+++ PROVIDED DATA
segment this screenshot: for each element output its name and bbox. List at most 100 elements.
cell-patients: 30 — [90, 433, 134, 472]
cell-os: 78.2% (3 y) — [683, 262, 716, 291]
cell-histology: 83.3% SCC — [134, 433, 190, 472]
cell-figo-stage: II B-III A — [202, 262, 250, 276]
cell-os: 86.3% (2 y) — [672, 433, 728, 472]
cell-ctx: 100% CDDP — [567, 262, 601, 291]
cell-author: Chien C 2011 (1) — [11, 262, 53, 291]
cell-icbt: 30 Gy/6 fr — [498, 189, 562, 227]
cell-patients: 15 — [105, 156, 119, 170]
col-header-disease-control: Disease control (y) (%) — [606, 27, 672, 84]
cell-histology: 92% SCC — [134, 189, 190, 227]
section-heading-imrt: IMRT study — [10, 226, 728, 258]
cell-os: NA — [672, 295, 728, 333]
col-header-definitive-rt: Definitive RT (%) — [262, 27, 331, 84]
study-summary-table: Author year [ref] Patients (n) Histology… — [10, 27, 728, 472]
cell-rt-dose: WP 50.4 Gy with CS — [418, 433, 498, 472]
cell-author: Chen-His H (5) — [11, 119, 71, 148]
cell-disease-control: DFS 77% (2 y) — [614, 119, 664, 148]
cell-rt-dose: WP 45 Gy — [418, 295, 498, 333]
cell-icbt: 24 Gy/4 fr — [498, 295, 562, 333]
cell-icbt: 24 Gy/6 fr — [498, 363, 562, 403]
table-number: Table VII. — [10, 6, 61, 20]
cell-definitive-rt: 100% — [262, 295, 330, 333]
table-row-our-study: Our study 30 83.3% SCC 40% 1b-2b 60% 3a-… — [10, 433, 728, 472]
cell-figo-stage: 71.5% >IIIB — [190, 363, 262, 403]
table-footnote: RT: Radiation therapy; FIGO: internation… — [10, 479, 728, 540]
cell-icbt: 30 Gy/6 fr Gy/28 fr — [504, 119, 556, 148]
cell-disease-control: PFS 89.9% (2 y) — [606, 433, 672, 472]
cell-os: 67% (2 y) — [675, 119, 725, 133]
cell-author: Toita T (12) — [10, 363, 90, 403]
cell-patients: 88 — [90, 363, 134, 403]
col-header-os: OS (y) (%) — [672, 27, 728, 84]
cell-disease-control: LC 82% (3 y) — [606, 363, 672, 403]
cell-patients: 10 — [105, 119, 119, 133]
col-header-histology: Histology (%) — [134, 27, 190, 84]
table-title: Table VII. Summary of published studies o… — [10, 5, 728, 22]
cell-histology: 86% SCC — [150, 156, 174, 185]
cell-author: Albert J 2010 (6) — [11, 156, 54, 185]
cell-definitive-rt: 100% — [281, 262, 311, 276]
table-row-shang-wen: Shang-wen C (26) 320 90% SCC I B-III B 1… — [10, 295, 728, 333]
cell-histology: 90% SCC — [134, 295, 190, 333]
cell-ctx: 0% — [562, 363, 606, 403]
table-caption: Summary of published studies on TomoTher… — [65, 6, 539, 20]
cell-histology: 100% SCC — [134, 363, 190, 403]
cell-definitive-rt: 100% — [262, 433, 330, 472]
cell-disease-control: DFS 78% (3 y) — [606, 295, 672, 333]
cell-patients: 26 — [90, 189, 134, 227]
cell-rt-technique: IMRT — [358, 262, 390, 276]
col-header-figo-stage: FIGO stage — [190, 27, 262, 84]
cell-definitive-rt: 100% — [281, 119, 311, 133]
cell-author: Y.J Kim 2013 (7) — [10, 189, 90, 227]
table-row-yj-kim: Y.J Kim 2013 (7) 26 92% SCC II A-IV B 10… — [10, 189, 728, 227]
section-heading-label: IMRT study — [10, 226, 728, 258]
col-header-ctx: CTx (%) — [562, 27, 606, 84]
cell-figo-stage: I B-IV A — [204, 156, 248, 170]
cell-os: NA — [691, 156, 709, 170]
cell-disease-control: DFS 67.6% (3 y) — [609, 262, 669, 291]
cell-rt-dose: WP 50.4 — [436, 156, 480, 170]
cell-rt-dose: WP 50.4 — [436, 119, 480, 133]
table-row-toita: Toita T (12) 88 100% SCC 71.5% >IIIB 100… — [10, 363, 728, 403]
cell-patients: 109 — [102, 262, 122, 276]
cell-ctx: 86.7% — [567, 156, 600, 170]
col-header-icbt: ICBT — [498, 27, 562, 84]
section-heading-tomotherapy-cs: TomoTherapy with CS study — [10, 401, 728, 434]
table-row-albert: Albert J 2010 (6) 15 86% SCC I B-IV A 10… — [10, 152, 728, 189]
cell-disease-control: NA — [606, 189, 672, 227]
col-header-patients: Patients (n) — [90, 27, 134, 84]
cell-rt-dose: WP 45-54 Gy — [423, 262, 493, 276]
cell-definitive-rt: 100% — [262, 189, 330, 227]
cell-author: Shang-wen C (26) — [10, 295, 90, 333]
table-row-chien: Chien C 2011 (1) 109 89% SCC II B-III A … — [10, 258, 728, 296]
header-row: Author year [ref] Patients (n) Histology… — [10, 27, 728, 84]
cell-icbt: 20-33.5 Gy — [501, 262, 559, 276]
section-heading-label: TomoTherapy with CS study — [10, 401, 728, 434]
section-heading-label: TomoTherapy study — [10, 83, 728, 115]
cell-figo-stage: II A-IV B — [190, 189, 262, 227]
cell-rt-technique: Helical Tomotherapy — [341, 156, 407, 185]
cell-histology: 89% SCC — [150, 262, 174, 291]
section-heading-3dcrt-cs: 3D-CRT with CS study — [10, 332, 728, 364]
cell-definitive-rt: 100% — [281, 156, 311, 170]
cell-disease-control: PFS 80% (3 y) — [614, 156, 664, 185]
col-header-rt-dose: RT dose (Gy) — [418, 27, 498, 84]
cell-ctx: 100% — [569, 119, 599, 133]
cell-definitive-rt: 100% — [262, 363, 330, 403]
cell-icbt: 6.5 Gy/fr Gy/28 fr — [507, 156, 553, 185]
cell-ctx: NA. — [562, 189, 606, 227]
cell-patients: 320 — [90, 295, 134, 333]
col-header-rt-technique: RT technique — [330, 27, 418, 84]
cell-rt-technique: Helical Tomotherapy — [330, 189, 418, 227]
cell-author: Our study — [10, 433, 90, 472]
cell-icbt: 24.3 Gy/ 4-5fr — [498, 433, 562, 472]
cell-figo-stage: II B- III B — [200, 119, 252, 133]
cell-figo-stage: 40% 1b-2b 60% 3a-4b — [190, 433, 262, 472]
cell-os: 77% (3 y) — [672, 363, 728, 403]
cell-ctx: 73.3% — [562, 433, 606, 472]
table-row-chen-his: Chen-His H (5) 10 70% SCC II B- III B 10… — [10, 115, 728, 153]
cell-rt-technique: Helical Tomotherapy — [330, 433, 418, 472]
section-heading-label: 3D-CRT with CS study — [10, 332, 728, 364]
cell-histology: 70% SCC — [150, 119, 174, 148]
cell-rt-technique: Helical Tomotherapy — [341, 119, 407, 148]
++++++
TASK GOAL ▸
Using the exact wording, write out all of the records.

EXERCISE ANSWER ▸
segment this screenshot: for each element output its name and bbox. List at most 100 elements.
cell-patients: 30 — [90, 433, 134, 472]
cell-os: 78.2% (3 y) — [683, 262, 716, 291]
cell-histology: 83.3% SCC — [134, 433, 190, 472]
cell-figo-stage: II B-III A — [202, 262, 250, 276]
cell-os: 86.3% (2 y) — [672, 433, 728, 472]
cell-ctx: 100% CDDP — [567, 262, 601, 291]
cell-author: Chien C 2011 (1) — [11, 262, 53, 291]
cell-icbt: 30 Gy/6 fr — [498, 189, 562, 227]
cell-patients: 15 — [105, 156, 119, 170]
col-header-disease-control: Disease control (y) (%) — [606, 27, 672, 84]
cell-histology: 92% SCC — [134, 189, 190, 227]
section-heading-imrt: IMRT study — [10, 226, 728, 258]
cell-os: NA — [672, 295, 728, 333]
col-header-definitive-rt: Definitive RT (%) — [262, 27, 331, 84]
study-summary-table: Author year [ref] Patients (n) Histology… — [10, 27, 728, 472]
cell-rt-dose: WP 50.4 Gy with CS — [418, 433, 498, 472]
cell-author: Chen-His H (5) — [11, 119, 71, 148]
cell-disease-control: DFS 77% (2 y) — [614, 119, 664, 148]
cell-rt-dose: WP 45 Gy — [418, 295, 498, 333]
cell-icbt: 24 Gy/4 fr — [498, 295, 562, 333]
cell-icbt: 24 Gy/6 fr — [498, 363, 562, 403]
table-number: Table VII. — [10, 6, 61, 20]
cell-definitive-rt: 100% — [262, 295, 330, 333]
table-row-our-study: Our study 30 83.3% SCC 40% 1b-2b 60% 3a-… — [10, 433, 728, 472]
cell-figo-stage: 71.5% >IIIB — [190, 363, 262, 403]
table-footnote: RT: Radiation therapy; FIGO: internation… — [10, 479, 728, 540]
cell-icbt: 30 Gy/6 fr Gy/28 fr — [504, 119, 556, 148]
cell-disease-control: PFS 89.9% (2 y) — [606, 433, 672, 472]
cell-os: 67% (2 y) — [675, 119, 725, 133]
cell-author: Toita T (12) — [10, 363, 90, 403]
cell-patients: 88 — [90, 363, 134, 403]
col-header-os: OS (y) (%) — [672, 27, 728, 84]
cell-disease-control: LC 82% (3 y) — [606, 363, 672, 403]
cell-patients: 10 — [105, 119, 119, 133]
col-header-histology: Histology (%) — [134, 27, 190, 84]
table-title: Table VII. Summary of published studies o… — [10, 5, 728, 22]
cell-histology: 86% SCC — [150, 156, 174, 185]
cell-author: Albert J 2010 (6) — [11, 156, 54, 185]
cell-definitive-rt: 100% — [281, 262, 311, 276]
table-row-shang-wen: Shang-wen C (26) 320 90% SCC I B-III B 1… — [10, 295, 728, 333]
cell-histology: 90% SCC — [134, 295, 190, 333]
cell-ctx: 0% — [562, 363, 606, 403]
table-caption: Summary of published studies on TomoTher… — [65, 6, 539, 20]
cell-histology: 100% SCC — [134, 363, 190, 403]
cell-definitive-rt: 100% — [262, 433, 330, 472]
cell-disease-control: DFS 78% (3 y) — [606, 295, 672, 333]
cell-patients: 26 — [90, 189, 134, 227]
cell-rt-technique: IMRT — [358, 262, 390, 276]
col-header-figo-stage: FIGO stage — [190, 27, 262, 84]
cell-definitive-rt: 100% — [281, 119, 311, 133]
cell-author: Y.J Kim 2013 (7) — [10, 189, 90, 227]
table-row-yj-kim: Y.J Kim 2013 (7) 26 92% SCC II A-IV B 10… — [10, 189, 728, 227]
section-heading-label: IMRT study — [10, 226, 728, 258]
col-header-ctx: CTx (%) — [562, 27, 606, 84]
cell-figo-stage: I B-IV A — [204, 156, 248, 170]
cell-os: NA — [691, 156, 709, 170]
cell-disease-control: DFS 67.6% (3 y) — [609, 262, 669, 291]
cell-rt-dose: WP 50.4 — [436, 156, 480, 170]
cell-rt-dose: WP 50.4 — [436, 119, 480, 133]
table-row-toita: Toita T (12) 88 100% SCC 71.5% >IIIB 100… — [10, 363, 728, 403]
cell-patients: 109 — [102, 262, 122, 276]
cell-ctx: 86.7% — [567, 156, 600, 170]
col-header-icbt: ICBT — [498, 27, 562, 84]
section-heading-tomotherapy-cs: TomoTherapy with CS study — [10, 401, 728, 434]
table-row-albert: Albert J 2010 (6) 15 86% SCC I B-IV A 10… — [10, 152, 728, 189]
cell-disease-control: NA — [606, 189, 672, 227]
col-header-patients: Patients (n) — [90, 27, 134, 84]
cell-rt-dose: WP 45-54 Gy — [423, 262, 493, 276]
cell-definitive-rt: 100% — [262, 189, 330, 227]
cell-author: Shang-wen C (26) — [10, 295, 90, 333]
table-row-chien: Chien C 2011 (1) 109 89% SCC II B-III A … — [10, 258, 728, 296]
header-row: Author year [ref] Patients (n) Histology… — [10, 27, 728, 84]
cell-icbt: 20-33.5 Gy — [501, 262, 559, 276]
section-heading-label: TomoTherapy with CS study — [10, 401, 728, 434]
section-heading-label: TomoTherapy study — [10, 83, 728, 115]
cell-figo-stage: II A-IV B — [190, 189, 262, 227]
cell-rt-technique: Helical Tomotherapy — [341, 156, 407, 185]
cell-histology: 89% SCC — [150, 262, 174, 291]
section-heading-3dcrt-cs: 3D-CRT with CS study — [10, 332, 728, 364]
cell-definitive-rt: 100% — [281, 156, 311, 170]
cell-disease-control: PFS 80% (3 y) — [614, 156, 664, 185]
col-header-rt-dose: RT dose (Gy) — [418, 27, 498, 84]
cell-ctx: 100% — [569, 119, 599, 133]
cell-definitive-rt: 100% — [262, 363, 330, 403]
cell-icbt: 6.5 Gy/fr Gy/28 fr — [507, 156, 553, 185]
cell-ctx: NA. — [562, 189, 606, 227]
cell-patients: 320 — [90, 295, 134, 333]
col-header-rt-technique: RT technique — [330, 27, 418, 84]
cell-rt-technique: Helical Tomotherapy — [330, 189, 418, 227]
cell-author: Our study — [10, 433, 90, 472]
cell-icbt: 24.3 Gy/ 4-5fr — [498, 433, 562, 472]
cell-figo-stage: II B- III B — [200, 119, 252, 133]
cell-figo-stage: 40% 1b-2b 60% 3a-4b — [190, 433, 262, 472]
cell-os: 77% (3 y) — [672, 363, 728, 403]
cell-ctx: 73.3% — [562, 433, 606, 472]
table-row-chen-his: Chen-His H (5) 10 70% SCC II B- III B 10… — [10, 115, 728, 153]
cell-rt-technique: Helical Tomotherapy — [330, 433, 418, 472]
section-heading-label: 3D-CRT with CS study — [10, 332, 728, 364]
cell-histology: 70% SCC — [150, 119, 174, 148]
cell-rt-technique: Helical Tomotherapy — [341, 119, 407, 148]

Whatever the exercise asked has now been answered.